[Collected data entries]

....

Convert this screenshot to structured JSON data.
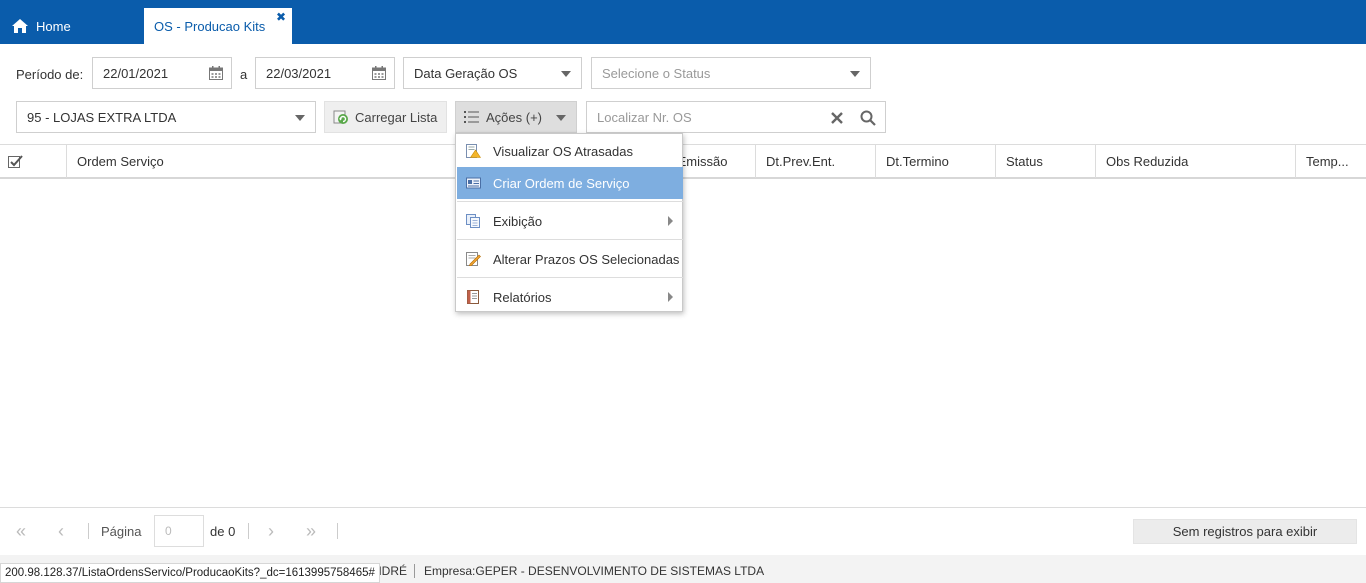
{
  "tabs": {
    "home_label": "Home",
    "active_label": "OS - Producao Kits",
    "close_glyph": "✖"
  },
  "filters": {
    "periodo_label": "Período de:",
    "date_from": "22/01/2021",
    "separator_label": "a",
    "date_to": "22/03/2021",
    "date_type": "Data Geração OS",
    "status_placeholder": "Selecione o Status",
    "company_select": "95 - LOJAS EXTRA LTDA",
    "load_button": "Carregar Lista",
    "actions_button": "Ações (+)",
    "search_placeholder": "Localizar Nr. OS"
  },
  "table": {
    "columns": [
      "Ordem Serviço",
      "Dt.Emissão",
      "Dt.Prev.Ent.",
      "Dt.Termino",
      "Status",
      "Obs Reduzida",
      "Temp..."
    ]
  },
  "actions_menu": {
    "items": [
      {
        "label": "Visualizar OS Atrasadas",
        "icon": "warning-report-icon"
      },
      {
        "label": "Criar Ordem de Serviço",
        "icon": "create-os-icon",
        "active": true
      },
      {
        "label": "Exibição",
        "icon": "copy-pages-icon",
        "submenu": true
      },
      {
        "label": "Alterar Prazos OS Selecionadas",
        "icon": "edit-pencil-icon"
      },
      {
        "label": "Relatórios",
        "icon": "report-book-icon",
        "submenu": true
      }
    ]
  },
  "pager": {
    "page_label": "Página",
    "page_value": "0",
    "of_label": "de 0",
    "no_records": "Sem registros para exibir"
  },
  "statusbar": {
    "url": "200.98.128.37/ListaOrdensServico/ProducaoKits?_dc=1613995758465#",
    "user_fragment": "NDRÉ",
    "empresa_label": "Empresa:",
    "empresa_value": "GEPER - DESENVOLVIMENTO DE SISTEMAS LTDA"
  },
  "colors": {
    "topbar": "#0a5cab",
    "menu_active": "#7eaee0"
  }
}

....

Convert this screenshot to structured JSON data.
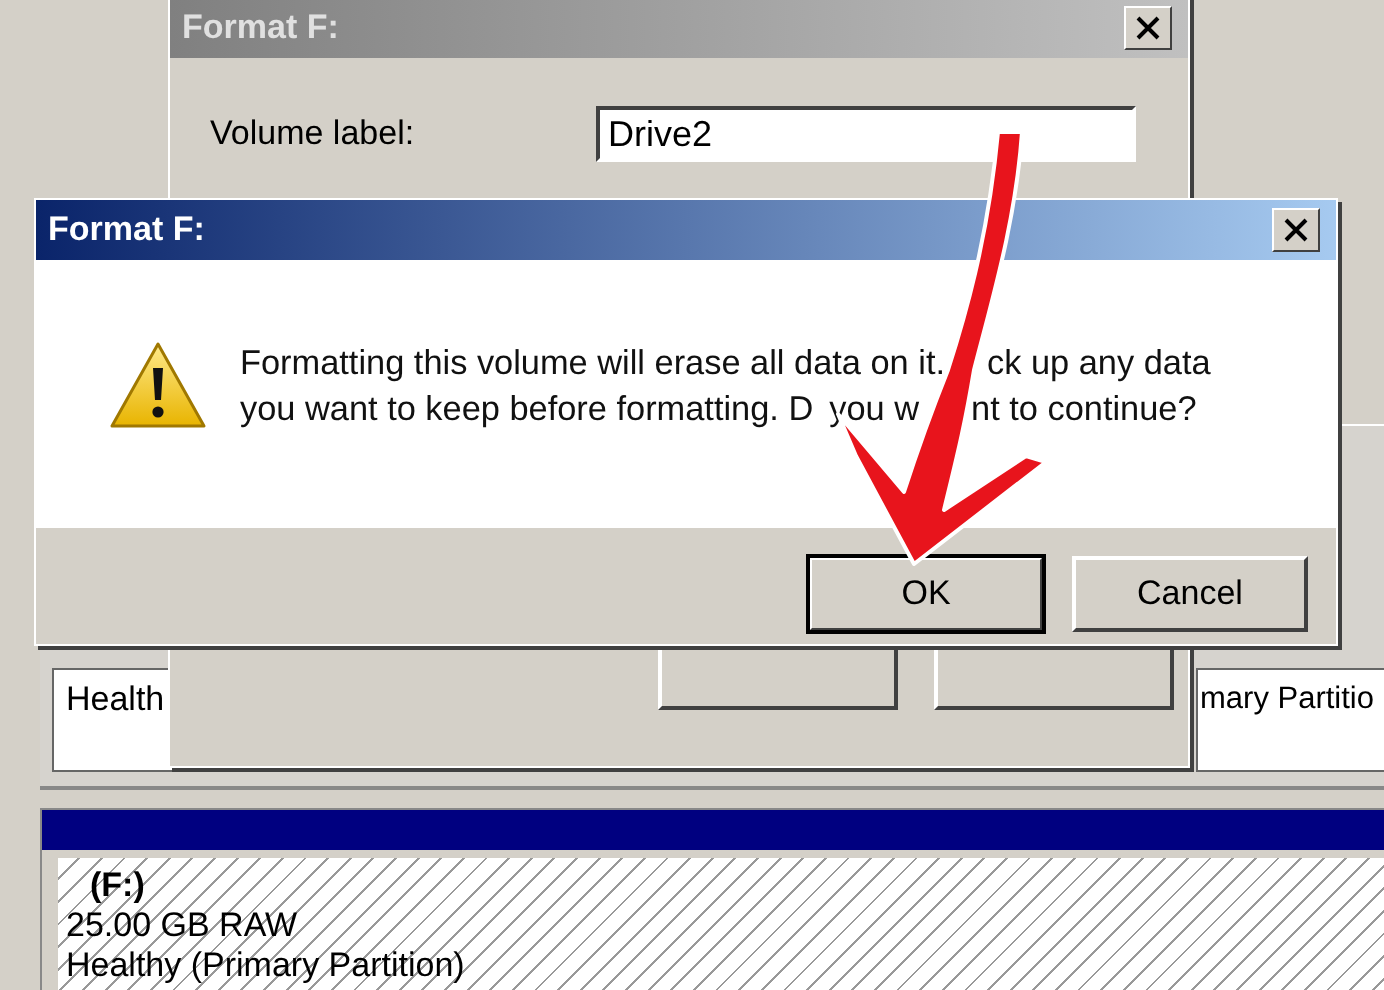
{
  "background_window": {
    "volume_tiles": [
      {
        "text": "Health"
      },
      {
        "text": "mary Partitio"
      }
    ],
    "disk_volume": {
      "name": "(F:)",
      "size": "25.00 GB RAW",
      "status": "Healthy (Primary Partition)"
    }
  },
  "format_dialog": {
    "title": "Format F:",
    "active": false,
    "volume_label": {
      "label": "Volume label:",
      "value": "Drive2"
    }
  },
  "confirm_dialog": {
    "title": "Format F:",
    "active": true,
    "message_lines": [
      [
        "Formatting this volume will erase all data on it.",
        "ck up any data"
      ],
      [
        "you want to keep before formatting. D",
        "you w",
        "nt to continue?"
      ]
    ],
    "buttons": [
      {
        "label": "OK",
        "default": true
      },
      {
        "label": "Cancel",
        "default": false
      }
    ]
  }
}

....

**Problem details**
Report how many lines in the listing include the word "icon". Give nothing but the count.

**The answer**
5